Begin at the line below that contains "Convert this screenshot". Repeat it and all remaining lines of the records exactly.

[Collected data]
* * * * * * *

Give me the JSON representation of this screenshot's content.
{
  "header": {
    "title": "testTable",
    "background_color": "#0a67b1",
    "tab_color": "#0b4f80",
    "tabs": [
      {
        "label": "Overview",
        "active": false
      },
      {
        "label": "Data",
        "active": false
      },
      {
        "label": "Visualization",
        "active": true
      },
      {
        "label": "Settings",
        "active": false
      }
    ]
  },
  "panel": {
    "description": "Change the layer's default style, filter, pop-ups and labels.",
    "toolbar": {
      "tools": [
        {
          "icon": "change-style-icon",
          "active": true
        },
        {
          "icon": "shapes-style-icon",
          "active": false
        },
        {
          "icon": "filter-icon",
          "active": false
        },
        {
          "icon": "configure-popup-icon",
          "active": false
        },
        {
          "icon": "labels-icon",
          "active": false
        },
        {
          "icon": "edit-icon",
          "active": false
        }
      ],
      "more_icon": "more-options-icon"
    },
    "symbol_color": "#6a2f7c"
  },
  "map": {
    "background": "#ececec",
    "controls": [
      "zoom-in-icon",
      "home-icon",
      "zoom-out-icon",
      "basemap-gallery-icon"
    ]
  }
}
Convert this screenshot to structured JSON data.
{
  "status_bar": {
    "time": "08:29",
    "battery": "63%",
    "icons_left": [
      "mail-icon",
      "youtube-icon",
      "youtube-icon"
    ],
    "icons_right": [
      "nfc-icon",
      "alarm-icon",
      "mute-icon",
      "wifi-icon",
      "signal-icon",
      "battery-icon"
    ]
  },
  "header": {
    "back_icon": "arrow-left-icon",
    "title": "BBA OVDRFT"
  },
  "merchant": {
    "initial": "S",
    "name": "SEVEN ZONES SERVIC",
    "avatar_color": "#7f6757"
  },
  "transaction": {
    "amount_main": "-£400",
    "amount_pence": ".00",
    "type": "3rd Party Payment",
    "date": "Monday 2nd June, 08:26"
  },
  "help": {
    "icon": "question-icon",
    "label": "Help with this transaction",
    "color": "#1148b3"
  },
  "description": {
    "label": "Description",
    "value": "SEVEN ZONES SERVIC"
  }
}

* * * * * * *

TASK RESULT =
Convert this screenshot to structured JSON data.
{
  "status_bar": {
    "time": "08:29",
    "battery": "63%",
    "icons_left": [
      "mail-icon",
      "youtube-icon",
      "youtube-icon"
    ],
    "icons_right": [
      "nfc-icon",
      "alarm-icon",
      "mute-icon",
      "wifi-icon",
      "signal-icon",
      "battery-icon"
    ]
  },
  "header": {
    "back_icon": "arrow-left-icon",
    "title": "BBA OVDRFT"
  },
  "merchant": {
    "initial": "S",
    "name": "SEVEN ZONES SERVIC",
    "avatar_color": "#7f6757"
  },
  "transaction": {
    "amount_main": "-£400",
    "amount_pence": ".00",
    "type": "3rd Party Payment",
    "date": "Monday 2nd June, 08:26"
  },
  "help": {
    "icon": "question-icon",
    "label": "Help with this transaction",
    "color": "#1148b3"
  },
  "description": {
    "label": "Description",
    "value": "SEVEN ZONES SERVIC"
  }
}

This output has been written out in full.